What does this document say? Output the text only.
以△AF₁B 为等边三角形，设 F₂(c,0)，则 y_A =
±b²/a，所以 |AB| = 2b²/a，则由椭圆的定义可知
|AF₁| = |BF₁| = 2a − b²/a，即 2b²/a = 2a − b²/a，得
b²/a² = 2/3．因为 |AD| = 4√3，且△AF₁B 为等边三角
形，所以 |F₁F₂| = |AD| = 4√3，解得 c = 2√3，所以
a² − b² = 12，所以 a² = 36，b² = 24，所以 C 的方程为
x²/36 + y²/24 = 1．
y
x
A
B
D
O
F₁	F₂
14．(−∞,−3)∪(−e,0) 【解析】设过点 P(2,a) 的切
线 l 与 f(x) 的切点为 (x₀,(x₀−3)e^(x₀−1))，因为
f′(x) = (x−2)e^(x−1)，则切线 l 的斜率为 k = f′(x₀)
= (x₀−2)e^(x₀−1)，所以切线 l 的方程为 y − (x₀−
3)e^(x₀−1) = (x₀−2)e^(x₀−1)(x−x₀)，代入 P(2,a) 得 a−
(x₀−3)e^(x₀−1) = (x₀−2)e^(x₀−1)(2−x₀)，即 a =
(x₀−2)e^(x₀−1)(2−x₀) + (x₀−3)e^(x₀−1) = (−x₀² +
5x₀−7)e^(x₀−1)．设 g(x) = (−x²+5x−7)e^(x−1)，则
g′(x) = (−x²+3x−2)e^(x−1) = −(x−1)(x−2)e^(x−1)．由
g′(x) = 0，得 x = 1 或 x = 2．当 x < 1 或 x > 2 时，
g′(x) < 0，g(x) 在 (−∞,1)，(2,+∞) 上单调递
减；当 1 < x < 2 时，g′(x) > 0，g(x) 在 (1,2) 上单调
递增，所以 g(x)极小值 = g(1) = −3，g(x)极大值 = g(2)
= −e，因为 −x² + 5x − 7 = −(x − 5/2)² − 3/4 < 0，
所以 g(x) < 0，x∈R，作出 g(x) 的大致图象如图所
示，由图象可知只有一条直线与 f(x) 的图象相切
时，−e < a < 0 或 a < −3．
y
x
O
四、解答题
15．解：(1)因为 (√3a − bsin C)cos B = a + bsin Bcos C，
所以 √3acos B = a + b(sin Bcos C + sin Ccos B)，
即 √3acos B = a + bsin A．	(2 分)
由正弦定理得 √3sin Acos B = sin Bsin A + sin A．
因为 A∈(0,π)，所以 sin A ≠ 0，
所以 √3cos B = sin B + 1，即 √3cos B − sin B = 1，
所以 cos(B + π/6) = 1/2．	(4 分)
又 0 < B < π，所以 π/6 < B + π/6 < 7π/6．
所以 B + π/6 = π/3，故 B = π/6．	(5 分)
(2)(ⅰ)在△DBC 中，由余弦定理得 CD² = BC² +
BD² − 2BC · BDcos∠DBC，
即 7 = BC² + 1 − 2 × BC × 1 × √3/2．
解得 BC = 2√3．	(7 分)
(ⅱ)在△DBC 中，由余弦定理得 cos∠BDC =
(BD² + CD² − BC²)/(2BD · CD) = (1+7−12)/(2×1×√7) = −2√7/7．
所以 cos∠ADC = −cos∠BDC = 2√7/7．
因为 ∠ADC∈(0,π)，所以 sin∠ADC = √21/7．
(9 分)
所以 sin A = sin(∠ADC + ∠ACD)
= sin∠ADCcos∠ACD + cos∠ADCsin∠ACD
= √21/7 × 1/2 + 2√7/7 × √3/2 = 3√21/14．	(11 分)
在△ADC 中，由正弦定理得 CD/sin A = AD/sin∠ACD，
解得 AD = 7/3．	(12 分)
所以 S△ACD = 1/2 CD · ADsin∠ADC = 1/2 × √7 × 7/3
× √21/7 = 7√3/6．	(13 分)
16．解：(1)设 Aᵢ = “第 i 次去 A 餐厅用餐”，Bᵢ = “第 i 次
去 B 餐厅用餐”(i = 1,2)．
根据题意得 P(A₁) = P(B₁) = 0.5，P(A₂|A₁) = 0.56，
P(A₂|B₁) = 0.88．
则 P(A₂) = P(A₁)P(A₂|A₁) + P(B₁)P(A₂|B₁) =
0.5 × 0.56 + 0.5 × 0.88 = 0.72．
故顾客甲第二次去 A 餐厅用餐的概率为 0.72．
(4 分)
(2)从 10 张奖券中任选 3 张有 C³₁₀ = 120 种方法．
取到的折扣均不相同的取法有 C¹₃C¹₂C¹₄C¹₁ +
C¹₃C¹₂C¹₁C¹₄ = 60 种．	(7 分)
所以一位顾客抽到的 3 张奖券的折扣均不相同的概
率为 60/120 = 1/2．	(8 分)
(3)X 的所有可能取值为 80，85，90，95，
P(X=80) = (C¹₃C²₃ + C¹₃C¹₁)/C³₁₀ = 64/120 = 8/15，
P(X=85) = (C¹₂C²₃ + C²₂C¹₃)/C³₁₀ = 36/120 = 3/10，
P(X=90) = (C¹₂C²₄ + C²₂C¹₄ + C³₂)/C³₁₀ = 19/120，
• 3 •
○ ○ ○ ○
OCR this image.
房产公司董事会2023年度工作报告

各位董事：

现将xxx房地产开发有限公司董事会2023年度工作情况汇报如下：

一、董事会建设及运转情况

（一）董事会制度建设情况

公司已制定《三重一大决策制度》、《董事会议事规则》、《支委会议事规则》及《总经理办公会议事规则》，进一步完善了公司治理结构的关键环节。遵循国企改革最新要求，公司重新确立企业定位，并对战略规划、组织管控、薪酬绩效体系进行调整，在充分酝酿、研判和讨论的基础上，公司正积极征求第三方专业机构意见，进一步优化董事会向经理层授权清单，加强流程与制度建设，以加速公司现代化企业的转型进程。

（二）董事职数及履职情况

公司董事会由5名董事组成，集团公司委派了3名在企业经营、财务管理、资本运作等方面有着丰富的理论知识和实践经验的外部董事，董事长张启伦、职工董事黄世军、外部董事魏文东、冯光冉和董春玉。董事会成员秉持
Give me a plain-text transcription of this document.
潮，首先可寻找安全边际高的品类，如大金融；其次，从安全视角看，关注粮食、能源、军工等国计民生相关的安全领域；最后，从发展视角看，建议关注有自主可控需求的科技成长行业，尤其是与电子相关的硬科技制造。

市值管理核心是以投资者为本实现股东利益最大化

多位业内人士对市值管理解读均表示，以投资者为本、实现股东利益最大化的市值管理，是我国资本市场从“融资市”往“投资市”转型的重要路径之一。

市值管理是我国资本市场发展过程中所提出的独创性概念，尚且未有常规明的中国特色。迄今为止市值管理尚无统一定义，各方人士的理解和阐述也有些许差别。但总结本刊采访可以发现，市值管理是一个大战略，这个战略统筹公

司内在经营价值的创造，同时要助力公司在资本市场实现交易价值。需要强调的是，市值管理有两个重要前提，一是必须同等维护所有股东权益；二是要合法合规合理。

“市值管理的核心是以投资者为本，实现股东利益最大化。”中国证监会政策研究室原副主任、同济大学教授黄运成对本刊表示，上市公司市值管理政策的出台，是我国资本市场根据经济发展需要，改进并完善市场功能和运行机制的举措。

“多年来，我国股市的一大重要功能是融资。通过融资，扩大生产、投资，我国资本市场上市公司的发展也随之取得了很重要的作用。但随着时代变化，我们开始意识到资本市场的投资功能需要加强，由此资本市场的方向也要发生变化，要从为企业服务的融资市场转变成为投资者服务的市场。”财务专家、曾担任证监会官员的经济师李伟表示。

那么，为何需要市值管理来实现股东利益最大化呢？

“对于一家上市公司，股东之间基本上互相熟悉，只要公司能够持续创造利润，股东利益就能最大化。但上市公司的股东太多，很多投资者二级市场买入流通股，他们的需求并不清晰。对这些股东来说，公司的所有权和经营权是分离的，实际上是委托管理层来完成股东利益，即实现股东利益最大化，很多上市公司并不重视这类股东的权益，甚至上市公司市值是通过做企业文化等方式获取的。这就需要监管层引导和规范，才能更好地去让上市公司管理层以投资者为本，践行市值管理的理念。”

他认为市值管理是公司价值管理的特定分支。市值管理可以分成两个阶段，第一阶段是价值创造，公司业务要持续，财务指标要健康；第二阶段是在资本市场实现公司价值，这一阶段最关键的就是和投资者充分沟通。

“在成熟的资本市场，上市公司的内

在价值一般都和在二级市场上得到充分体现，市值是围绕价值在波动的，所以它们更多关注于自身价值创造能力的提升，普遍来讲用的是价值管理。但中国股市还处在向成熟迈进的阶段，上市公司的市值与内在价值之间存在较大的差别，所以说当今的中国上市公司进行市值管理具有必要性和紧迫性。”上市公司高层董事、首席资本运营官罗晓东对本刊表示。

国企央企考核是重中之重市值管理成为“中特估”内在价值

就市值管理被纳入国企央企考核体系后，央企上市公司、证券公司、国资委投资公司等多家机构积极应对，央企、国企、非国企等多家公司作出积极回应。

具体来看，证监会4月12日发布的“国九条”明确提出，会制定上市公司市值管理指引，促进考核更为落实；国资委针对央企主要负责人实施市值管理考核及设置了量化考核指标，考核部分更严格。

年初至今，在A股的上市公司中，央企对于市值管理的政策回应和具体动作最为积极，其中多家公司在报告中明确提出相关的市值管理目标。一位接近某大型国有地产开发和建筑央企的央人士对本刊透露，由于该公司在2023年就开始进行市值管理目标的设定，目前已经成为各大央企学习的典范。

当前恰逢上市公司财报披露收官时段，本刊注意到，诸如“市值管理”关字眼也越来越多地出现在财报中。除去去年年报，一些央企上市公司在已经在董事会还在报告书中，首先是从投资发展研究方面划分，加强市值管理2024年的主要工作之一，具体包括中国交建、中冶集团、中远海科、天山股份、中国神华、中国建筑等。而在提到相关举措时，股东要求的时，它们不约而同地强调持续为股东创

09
○ ○ ○ ○
### [The request]
Give solely the number of lines in the data that contain the string "的方程为".

### [Written response]
2